The exercise → Exclude the pictures and reproduce the remaining data exactly as written.

Data lines →
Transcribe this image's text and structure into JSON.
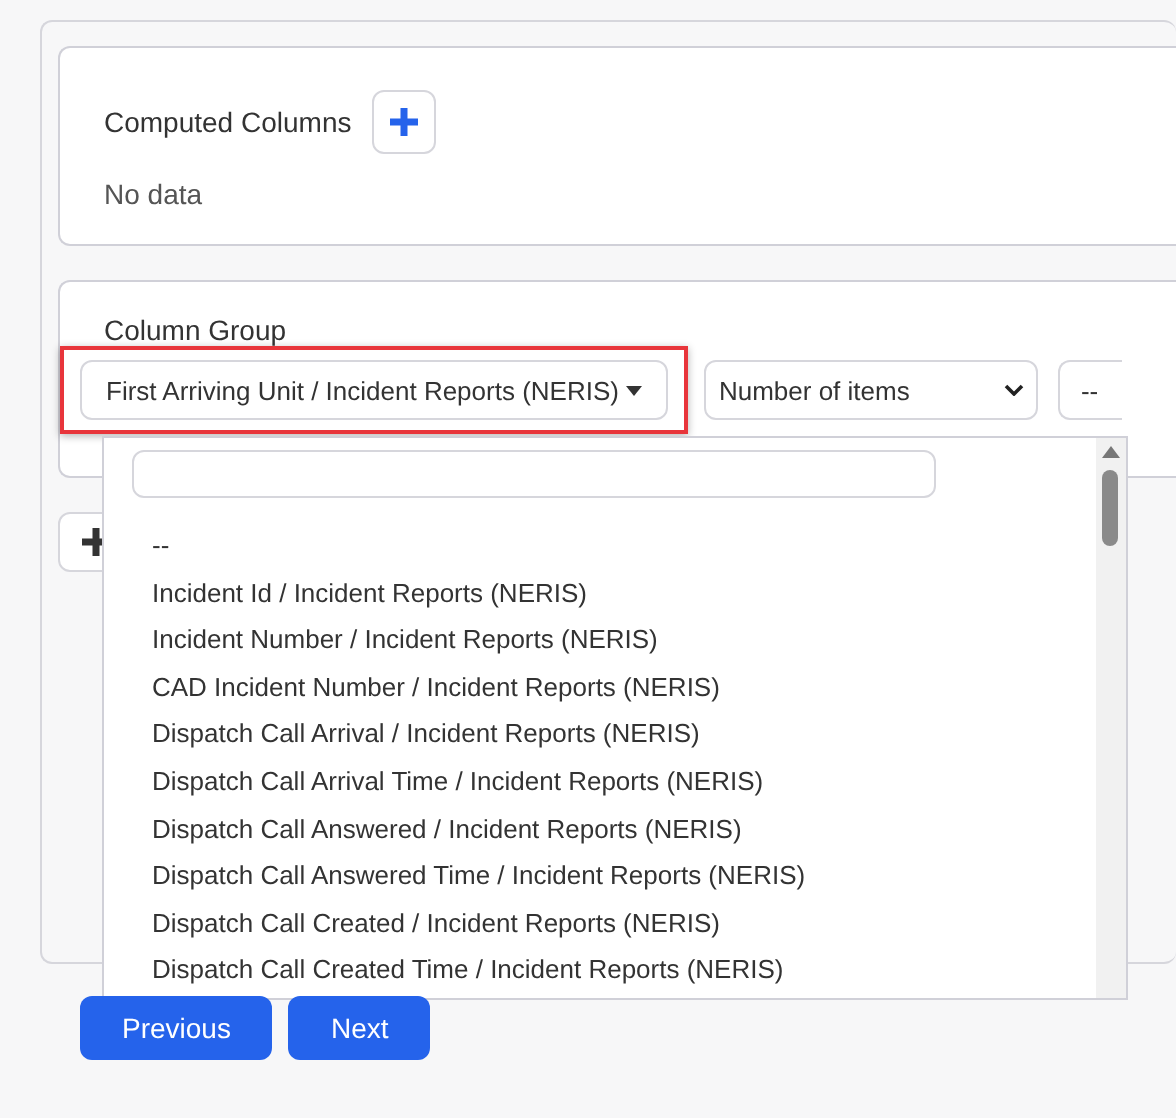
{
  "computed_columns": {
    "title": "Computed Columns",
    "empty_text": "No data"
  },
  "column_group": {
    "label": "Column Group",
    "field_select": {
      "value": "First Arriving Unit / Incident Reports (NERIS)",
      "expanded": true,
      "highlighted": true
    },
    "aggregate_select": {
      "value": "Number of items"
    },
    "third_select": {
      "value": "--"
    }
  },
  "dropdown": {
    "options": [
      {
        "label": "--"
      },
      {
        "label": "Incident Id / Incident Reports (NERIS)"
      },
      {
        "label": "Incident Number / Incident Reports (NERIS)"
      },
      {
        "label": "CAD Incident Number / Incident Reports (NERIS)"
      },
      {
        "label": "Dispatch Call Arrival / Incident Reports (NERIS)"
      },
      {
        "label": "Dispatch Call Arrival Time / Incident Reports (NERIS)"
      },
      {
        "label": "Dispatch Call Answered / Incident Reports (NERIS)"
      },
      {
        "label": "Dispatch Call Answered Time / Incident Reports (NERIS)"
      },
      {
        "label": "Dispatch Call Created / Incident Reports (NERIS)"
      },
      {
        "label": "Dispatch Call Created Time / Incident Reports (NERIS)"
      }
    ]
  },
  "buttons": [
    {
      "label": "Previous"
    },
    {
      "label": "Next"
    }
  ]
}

Exercise result →
Transcribe this image's text and structure into JSON.
{
  "computed_columns": {
    "title": "Computed Columns",
    "empty_text": "No data"
  },
  "column_group": {
    "label": "Column Group",
    "field_select": {
      "value": "First Arriving Unit / Incident Reports (NERIS)",
      "expanded": true,
      "highlighted": true
    },
    "aggregate_select": {
      "value": "Number of items"
    },
    "third_select": {
      "value": "--"
    }
  },
  "dropdown": {
    "options": [
      {
        "label": "--"
      },
      {
        "label": "Incident Id / Incident Reports (NERIS)"
      },
      {
        "label": "Incident Number / Incident Reports (NERIS)"
      },
      {
        "label": "CAD Incident Number / Incident Reports (NERIS)"
      },
      {
        "label": "Dispatch Call Arrival / Incident Reports (NERIS)"
      },
      {
        "label": "Dispatch Call Arrival Time / Incident Reports (NERIS)"
      },
      {
        "label": "Dispatch Call Answered / Incident Reports (NERIS)"
      },
      {
        "label": "Dispatch Call Answered Time / Incident Reports (NERIS)"
      },
      {
        "label": "Dispatch Call Created / Incident Reports (NERIS)"
      },
      {
        "label": "Dispatch Call Created Time / Incident Reports (NERIS)"
      }
    ]
  },
  "buttons": [
    {
      "label": "Previous"
    },
    {
      "label": "Next"
    }
  ]
}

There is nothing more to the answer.